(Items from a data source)
** START **

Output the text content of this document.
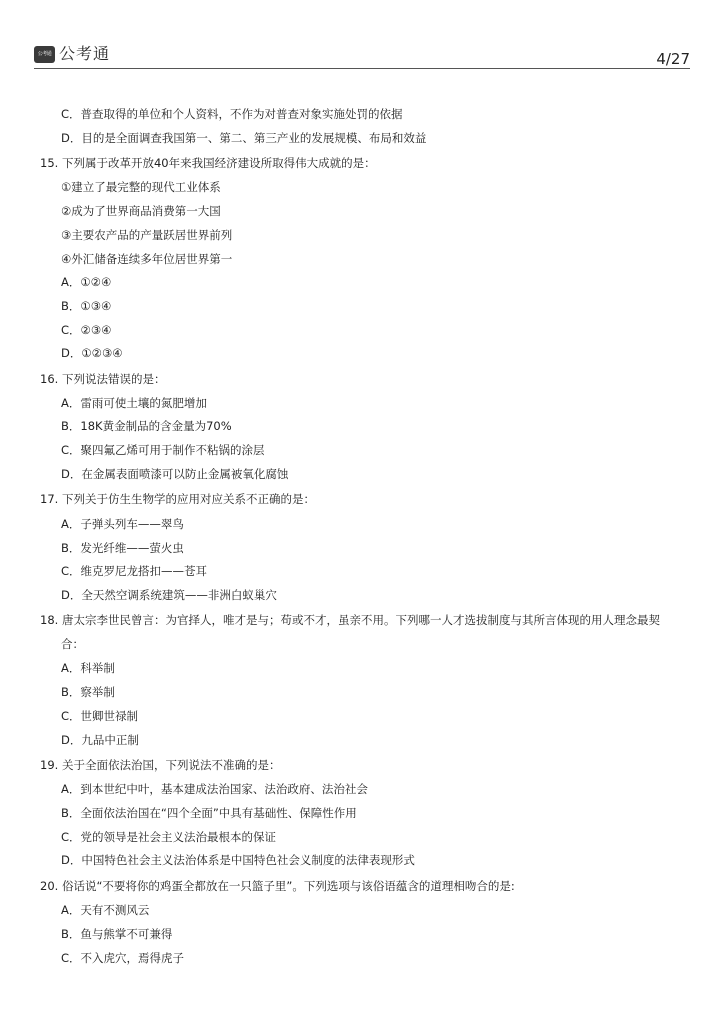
公考通 公考通	4/27
C．普查取得的单位和个人资料，不作为对普查对象实施处罚的依据
D．目的是全面调查我国第一、第二、第三产业的发展规模、布局和效益
15. 下列属于改革开放40年来我国经济建设所取得伟大成就的是：
①建立了最完整的现代工业体系
②成为了世界商品消费第一大国
③主要农产品的产量跃居世界前列
④外汇储备连续多年位居世界第一
A．①②④
B．①③④
C．②③④
D．①②③④
16. 下列说法错误的是：
A．雷雨可使土壤的氮肥增加
B．18K黄金制品的含金量为70%
C．聚四氟乙烯可用于制作不粘锅的涂层
D．在金属表面喷漆可以防止金属被氧化腐蚀
17. 下列关于仿生生物学的应用对应关系不正确的是：
A．子弹头列车——翠鸟
B．发光纤维——萤火虫
C．维克罗尼龙搭扣——苍耳
D．全天然空调系统建筑——非洲白蚁巢穴
18. 唐太宗李世民曾言：为官择人，唯才是与；苟或不才，虽亲不用。下列哪一人才选拔制度与其所言体现的用人理念最契
合：
A．科举制
B．察举制
C．世卿世禄制
D．九品中正制
19. 关于全面依法治国，下列说法不准确的是：
A．到本世纪中叶，基本建成法治国家、法治政府、法治社会
B．全面依法治国在“四个全面”中具有基础性、保障性作用
C．党的领导是社会主义法治最根本的保证
D．中国特色社会主义法治体系是中国特色社会义制度的法律表现形式
20. 俗话说“不要将你的鸡蛋全都放在一只篮子里”。下列选项与该俗语蕴含的道理相吻合的是:
A．天有不测风云
B．鱼与熊掌不可兼得
C．不入虎穴，焉得虎子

** END **

Written problem:
Omit the images and transcribe all of the records above word for word.

Exercise solution:
Output the text content of this document.
公考通 公考通	4/27
C．普查取得的单位和个人资料，不作为对普查对象实施处罚的依据
D．目的是全面调查我国第一、第二、第三产业的发展规模、布局和效益
15. 下列属于改革开放40年来我国经济建设所取得伟大成就的是：
①建立了最完整的现代工业体系
②成为了世界商品消费第一大国
③主要农产品的产量跃居世界前列
④外汇储备连续多年位居世界第一
A．①②④
B．①③④
C．②③④
D．①②③④
16. 下列说法错误的是：
A．雷雨可使土壤的氮肥增加
B．18K黄金制品的含金量为70%
C．聚四氟乙烯可用于制作不粘锅的涂层
D．在金属表面喷漆可以防止金属被氧化腐蚀
17. 下列关于仿生生物学的应用对应关系不正确的是：
A．子弹头列车——翠鸟
B．发光纤维——萤火虫
C．维克罗尼龙搭扣——苍耳
D．全天然空调系统建筑——非洲白蚁巢穴
18. 唐太宗李世民曾言：为官择人，唯才是与；苟或不才，虽亲不用。下列哪一人才选拔制度与其所言体现的用人理念最契
合：
A．科举制
B．察举制
C．世卿世禄制
D．九品中正制
19. 关于全面依法治国，下列说法不准确的是：
A．到本世纪中叶，基本建成法治国家、法治政府、法治社会
B．全面依法治国在“四个全面”中具有基础性、保障性作用
C．党的领导是社会主义法治最根本的保证
D．中国特色社会主义法治体系是中国特色社会义制度的法律表现形式
20. 俗话说“不要将你的鸡蛋全都放在一只篮子里”。下列选项与该俗语蕴含的道理相吻合的是:
A．天有不测风云
B．鱼与熊掌不可兼得
C．不入虎穴，焉得虎子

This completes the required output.